GIVEN INFORMATION.

# # # #

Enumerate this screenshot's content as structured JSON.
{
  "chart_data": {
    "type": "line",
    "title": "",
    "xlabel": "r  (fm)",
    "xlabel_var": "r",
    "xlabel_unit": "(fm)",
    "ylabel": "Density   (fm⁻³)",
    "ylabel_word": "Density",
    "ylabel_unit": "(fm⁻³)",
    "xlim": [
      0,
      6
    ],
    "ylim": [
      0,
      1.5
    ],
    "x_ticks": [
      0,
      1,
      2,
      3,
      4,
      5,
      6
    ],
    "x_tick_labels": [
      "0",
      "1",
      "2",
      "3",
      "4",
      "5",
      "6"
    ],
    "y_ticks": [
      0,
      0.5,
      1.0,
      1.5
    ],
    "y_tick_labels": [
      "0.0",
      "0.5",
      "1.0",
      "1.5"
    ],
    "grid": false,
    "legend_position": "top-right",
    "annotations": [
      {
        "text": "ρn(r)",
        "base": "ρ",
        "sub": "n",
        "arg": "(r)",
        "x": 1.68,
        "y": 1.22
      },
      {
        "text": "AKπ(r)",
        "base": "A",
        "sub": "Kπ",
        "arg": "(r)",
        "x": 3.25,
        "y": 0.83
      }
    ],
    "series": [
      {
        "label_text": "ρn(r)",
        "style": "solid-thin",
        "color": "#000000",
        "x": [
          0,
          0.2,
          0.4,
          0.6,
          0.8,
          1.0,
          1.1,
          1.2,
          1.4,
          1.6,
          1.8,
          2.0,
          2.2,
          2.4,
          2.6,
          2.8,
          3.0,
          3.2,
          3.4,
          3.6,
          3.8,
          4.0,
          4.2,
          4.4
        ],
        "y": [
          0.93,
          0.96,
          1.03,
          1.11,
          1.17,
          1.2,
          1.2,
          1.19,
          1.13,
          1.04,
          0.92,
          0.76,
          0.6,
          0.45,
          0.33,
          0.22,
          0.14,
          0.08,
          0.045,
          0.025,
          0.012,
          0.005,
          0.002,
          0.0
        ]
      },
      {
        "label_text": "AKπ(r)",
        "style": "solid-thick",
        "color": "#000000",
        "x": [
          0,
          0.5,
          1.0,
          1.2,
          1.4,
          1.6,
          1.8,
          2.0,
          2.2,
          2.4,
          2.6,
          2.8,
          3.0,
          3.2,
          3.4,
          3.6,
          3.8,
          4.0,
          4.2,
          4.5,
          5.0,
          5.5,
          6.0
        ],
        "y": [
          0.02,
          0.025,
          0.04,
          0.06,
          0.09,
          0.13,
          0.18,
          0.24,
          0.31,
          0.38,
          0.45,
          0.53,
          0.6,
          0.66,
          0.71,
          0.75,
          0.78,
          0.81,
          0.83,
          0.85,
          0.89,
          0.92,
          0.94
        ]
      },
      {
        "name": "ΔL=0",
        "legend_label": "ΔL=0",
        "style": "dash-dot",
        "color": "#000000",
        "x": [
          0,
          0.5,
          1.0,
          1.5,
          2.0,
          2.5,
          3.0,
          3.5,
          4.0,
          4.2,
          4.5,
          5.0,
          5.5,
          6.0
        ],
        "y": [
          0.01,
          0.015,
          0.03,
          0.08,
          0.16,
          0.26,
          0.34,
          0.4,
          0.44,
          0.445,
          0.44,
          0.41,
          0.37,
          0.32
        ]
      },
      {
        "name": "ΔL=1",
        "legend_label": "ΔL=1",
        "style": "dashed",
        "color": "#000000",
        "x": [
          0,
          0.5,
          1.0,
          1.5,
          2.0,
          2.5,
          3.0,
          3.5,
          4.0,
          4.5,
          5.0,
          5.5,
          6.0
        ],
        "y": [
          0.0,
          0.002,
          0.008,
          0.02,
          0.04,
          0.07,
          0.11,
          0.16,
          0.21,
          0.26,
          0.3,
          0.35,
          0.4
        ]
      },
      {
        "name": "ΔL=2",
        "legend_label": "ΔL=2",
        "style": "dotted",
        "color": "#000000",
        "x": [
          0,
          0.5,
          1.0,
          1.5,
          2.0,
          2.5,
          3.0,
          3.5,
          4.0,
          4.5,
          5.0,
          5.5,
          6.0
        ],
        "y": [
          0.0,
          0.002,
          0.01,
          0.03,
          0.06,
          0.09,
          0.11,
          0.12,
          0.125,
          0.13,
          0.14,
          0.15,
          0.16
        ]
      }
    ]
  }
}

# # # #

EXERCISE PROMPT.
Transcribe the records above exactly as they appear.

FULL ANSWER.
Enumerate this screenshot's content as structured JSON.
{
  "chart_data": {
    "type": "line",
    "title": "",
    "xlabel": "r  (fm)",
    "xlabel_var": "r",
    "xlabel_unit": "(fm)",
    "ylabel": "Density   (fm⁻³)",
    "ylabel_word": "Density",
    "ylabel_unit": "(fm⁻³)",
    "xlim": [
      0,
      6
    ],
    "ylim": [
      0,
      1.5
    ],
    "x_ticks": [
      0,
      1,
      2,
      3,
      4,
      5,
      6
    ],
    "x_tick_labels": [
      "0",
      "1",
      "2",
      "3",
      "4",
      "5",
      "6"
    ],
    "y_ticks": [
      0,
      0.5,
      1.0,
      1.5
    ],
    "y_tick_labels": [
      "0.0",
      "0.5",
      "1.0",
      "1.5"
    ],
    "grid": false,
    "legend_position": "top-right",
    "annotations": [
      {
        "text": "ρn(r)",
        "base": "ρ",
        "sub": "n",
        "arg": "(r)",
        "x": 1.68,
        "y": 1.22
      },
      {
        "text": "AKπ(r)",
        "base": "A",
        "sub": "Kπ",
        "arg": "(r)",
        "x": 3.25,
        "y": 0.83
      }
    ],
    "series": [
      {
        "label_text": "ρn(r)",
        "style": "solid-thin",
        "color": "#000000",
        "x": [
          0,
          0.2,
          0.4,
          0.6,
          0.8,
          1.0,
          1.1,
          1.2,
          1.4,
          1.6,
          1.8,
          2.0,
          2.2,
          2.4,
          2.6,
          2.8,
          3.0,
          3.2,
          3.4,
          3.6,
          3.8,
          4.0,
          4.2,
          4.4
        ],
        "y": [
          0.93,
          0.96,
          1.03,
          1.11,
          1.17,
          1.2,
          1.2,
          1.19,
          1.13,
          1.04,
          0.92,
          0.76,
          0.6,
          0.45,
          0.33,
          0.22,
          0.14,
          0.08,
          0.045,
          0.025,
          0.012,
          0.005,
          0.002,
          0.0
        ]
      },
      {
        "label_text": "AKπ(r)",
        "style": "solid-thick",
        "color": "#000000",
        "x": [
          0,
          0.5,
          1.0,
          1.2,
          1.4,
          1.6,
          1.8,
          2.0,
          2.2,
          2.4,
          2.6,
          2.8,
          3.0,
          3.2,
          3.4,
          3.6,
          3.8,
          4.0,
          4.2,
          4.5,
          5.0,
          5.5,
          6.0
        ],
        "y": [
          0.02,
          0.025,
          0.04,
          0.06,
          0.09,
          0.13,
          0.18,
          0.24,
          0.31,
          0.38,
          0.45,
          0.53,
          0.6,
          0.66,
          0.71,
          0.75,
          0.78,
          0.81,
          0.83,
          0.85,
          0.89,
          0.92,
          0.94
        ]
      },
      {
        "name": "ΔL=0",
        "legend_label": "ΔL=0",
        "style": "dash-dot",
        "color": "#000000",
        "x": [
          0,
          0.5,
          1.0,
          1.5,
          2.0,
          2.5,
          3.0,
          3.5,
          4.0,
          4.2,
          4.5,
          5.0,
          5.5,
          6.0
        ],
        "y": [
          0.01,
          0.015,
          0.03,
          0.08,
          0.16,
          0.26,
          0.34,
          0.4,
          0.44,
          0.445,
          0.44,
          0.41,
          0.37,
          0.32
        ]
      },
      {
        "name": "ΔL=1",
        "legend_label": "ΔL=1",
        "style": "dashed",
        "color": "#000000",
        "x": [
          0,
          0.5,
          1.0,
          1.5,
          2.0,
          2.5,
          3.0,
          3.5,
          4.0,
          4.5,
          5.0,
          5.5,
          6.0
        ],
        "y": [
          0.0,
          0.002,
          0.008,
          0.02,
          0.04,
          0.07,
          0.11,
          0.16,
          0.21,
          0.26,
          0.3,
          0.35,
          0.4
        ]
      },
      {
        "name": "ΔL=2",
        "legend_label": "ΔL=2",
        "style": "dotted",
        "color": "#000000",
        "x": [
          0,
          0.5,
          1.0,
          1.5,
          2.0,
          2.5,
          3.0,
          3.5,
          4.0,
          4.5,
          5.0,
          5.5,
          6.0
        ],
        "y": [
          0.0,
          0.002,
          0.01,
          0.03,
          0.06,
          0.09,
          0.11,
          0.12,
          0.125,
          0.13,
          0.14,
          0.15,
          0.16
        ]
      }
    ]
  }
}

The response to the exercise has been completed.